# Text block start
05-15-2011 11:05 PM
Our configuration is:
= NetBackup 6.5.6 on a Solaris 10 serveur based on T2+ processors
= A Data Domain OST device with DD Boost
= Network is 10 Gb/s Ethernet
Maximum performance of a single stream is about 30 MB/s... we can set a lot of streams, but performance of each individual stream is remains low !
On Linux processors, or on Solaris processors but without DD Boost, performance is good (between 100 MB/s and 200 MB/s for each stream).
Does anyone has experienced this?
05-16-2011 12:22 AM
Turn boost off and have a look at the performance..........
05-16-2011 01:36 AM
It is better without boost...
"On Solaris processors without DD Boost, performance is good (between 100 MB/s and 200 MB/s for each stream)."
However, as some of my Solaris media servers have only 1 Gb/s Ethernet attachements, I need DD boost to reach the target throughput !
05-16-2011 01:46 AM
Hi,
I saw the exact same thing (on windows). The problem is that the performance figures you might have been promised relate more to a environment with mulitple SAN media servers, and not a few media servers with lots of clients sending data to them.
# Text block end
# Provided data start
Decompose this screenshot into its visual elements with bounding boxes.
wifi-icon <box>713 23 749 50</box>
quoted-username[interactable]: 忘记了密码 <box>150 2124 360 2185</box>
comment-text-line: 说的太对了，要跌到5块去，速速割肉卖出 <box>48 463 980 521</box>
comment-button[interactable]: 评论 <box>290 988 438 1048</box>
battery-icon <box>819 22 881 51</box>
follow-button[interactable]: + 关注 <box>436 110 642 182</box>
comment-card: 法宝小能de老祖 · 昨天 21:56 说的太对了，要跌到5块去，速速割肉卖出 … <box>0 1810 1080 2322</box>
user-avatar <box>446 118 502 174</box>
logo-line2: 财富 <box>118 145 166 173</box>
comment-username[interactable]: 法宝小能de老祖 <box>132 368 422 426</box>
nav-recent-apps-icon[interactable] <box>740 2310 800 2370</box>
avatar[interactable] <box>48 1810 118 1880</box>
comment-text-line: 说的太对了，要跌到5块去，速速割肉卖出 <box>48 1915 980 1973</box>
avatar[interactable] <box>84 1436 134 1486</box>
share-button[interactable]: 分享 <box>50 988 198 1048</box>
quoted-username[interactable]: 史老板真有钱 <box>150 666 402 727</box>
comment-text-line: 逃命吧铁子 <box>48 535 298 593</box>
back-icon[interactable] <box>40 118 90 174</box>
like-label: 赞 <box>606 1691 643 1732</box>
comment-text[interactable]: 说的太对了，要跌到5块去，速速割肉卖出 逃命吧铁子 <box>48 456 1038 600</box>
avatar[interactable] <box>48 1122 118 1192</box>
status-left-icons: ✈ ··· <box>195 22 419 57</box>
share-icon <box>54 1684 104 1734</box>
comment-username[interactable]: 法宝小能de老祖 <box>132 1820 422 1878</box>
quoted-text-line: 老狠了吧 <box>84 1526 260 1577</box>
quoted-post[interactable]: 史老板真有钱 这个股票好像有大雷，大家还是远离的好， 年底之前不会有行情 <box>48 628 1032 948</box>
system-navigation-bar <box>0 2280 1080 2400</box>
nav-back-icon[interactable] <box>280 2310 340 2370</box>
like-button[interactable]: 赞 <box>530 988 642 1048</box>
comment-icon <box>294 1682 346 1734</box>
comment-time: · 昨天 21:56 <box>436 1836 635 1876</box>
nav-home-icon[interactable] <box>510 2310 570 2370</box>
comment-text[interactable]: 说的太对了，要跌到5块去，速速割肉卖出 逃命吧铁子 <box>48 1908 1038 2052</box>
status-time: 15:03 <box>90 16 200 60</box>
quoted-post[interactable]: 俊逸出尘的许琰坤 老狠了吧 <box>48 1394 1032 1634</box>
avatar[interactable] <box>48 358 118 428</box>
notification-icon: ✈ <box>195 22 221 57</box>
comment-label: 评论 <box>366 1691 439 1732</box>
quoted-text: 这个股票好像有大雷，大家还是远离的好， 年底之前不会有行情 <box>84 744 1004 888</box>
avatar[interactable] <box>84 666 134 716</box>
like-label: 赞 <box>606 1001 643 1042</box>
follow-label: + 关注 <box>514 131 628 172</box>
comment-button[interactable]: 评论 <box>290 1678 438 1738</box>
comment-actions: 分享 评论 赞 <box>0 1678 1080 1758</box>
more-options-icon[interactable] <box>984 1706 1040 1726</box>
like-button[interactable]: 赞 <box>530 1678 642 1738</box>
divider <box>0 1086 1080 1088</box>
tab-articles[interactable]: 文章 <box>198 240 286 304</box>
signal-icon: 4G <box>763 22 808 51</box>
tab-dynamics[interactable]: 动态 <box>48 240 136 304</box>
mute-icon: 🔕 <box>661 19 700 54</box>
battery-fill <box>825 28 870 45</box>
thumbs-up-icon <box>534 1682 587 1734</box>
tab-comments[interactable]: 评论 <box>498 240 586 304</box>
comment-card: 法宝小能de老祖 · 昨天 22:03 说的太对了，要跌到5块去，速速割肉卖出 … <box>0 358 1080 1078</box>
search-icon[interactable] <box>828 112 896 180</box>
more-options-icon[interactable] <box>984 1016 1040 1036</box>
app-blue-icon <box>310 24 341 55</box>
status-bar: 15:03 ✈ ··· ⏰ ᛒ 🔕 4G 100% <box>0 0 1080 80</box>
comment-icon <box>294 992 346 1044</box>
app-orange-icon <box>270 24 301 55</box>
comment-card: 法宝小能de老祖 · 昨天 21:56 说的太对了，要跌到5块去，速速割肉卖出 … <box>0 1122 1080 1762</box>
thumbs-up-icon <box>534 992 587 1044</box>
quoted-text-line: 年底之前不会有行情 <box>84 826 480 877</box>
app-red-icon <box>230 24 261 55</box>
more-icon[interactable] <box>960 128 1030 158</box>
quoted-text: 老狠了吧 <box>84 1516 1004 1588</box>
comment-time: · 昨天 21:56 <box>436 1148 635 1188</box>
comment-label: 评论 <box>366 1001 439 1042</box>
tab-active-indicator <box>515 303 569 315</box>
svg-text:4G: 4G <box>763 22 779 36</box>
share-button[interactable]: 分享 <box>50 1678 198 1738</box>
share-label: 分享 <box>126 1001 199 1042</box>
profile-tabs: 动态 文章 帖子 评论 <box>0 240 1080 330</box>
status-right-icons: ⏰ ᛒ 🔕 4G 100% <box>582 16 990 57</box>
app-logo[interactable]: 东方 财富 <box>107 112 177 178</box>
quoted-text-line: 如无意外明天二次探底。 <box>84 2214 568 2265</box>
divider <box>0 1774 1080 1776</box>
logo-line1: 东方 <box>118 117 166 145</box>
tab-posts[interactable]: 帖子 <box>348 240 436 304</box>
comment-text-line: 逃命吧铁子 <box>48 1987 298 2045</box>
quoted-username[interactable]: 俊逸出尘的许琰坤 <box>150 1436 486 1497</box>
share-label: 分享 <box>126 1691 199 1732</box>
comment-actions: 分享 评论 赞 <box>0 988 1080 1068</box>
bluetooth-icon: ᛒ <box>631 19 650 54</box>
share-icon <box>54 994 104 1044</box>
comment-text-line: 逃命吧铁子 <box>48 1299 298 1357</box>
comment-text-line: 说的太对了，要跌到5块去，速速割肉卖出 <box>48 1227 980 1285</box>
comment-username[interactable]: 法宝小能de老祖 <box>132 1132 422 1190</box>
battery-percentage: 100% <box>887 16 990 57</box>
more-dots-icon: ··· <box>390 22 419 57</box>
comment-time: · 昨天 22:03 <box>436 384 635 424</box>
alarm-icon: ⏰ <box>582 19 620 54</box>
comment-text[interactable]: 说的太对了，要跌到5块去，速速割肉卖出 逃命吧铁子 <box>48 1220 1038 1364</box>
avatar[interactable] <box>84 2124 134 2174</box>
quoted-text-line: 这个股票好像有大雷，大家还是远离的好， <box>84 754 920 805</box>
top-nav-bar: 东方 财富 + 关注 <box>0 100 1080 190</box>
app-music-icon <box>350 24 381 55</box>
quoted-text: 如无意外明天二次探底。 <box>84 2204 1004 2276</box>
# Provided data end
## Requests
1. Decide whether each statement agrees with the DD Boost thread, answering yes or no and quoting the words that settle it: (a) The network in the described configuration is 10 Gb/s Ethernet. (b) With DD Boost on the Solaris server, a single stream reaches about 100 MB/s. (c) Every one of the poster's Solaris media servers has a 10 Gb/s Ethernet attachment.
2. Rewrite the DD Boost thread from "05-16-2011 01:36 AM" to "data to them.", changing "media servers" to "backup hosts".
3. Go on with the DD Boost thread from the point where it stops.
None of the lines are needed here.

## Written responses
1.
(a) Yes: "Network is 10 Gb/s Ethernet"
(b) No: "Maximum performance of a single stream is about 30 MB/s"
(c) No: "some of my Solaris media servers have only 1 Gb/s Ethernet attachements"

2.
05-16-2011 01:36 AM
It is better without boost...
"On Solaris processors without DD Boost, performance is good (between 100 MB/s and 200 MB/s for each stream)."
However, as some of my Solaris backup hosts have only 1 Gb/s Ethernet attachements, I need DD boost to reach the target throughput !
05-16-2011 01:46 AM
Hi,
I saw the exact same thing (on windows). The problem is that the performance figures you might have been promised relate more to a environment with mulitple SAN backup hosts, and not a few backup hosts with lots of clients sending data to them.

3.
What you must remember is that DD boost is NOT clients side dedupe, so what you're doing is turning on a deduplication engine on the media server, which talks to the DD device, and then sends the deduped data from the media to the DD. The problem is when you turn it on, the time taken to process the data on the media server (by boost) cause a delay. Your clients still send there FULL data set to the media server, whether you use boost or not. The only difference is when you use boost, it takes longer to process the same piece of data, so it can send it (deduped) to the DD device. This might alleviate the load on the DD, but it does absolutely nothing for your backup window, in fact, with boost on, it increases the window.
Thats my understanding of it from what I've seen, I look forward to hear your views.
05-16-2011 04:14 AM
Yes, I agree but it works much faster on Linux (X86) and Solaris (Sparc T2 +).
I try to:
1 / Check that I am not alone in having problems on Solaris (I have may have forgotten a prerequisite?)
2 / Check that there is no trick to go faster anyway?
Data Domain documents says that Solaris T+ is almost as fast as X86, but they don't say if it is on a small or on a large number of streams !
05-16-2011 06:41 AM
I'd check couple of things.
First, the version of the OST plug-in. Recent versions (at least 2.2.3 and 2.3.1) are able to leverage built-in cryptographic accelerator in T2+ processors (if libpkcs11.so is available). This lowers load on the media server comparing to traditional BOOST as well as comparing to transferring the entire stream to the DD box, thus speeding up backup if link between DD and Media Server is the bottleneck.
Second, network buffering settings. The OST plug-in admin guide explains in details how system should be tuned for best performance.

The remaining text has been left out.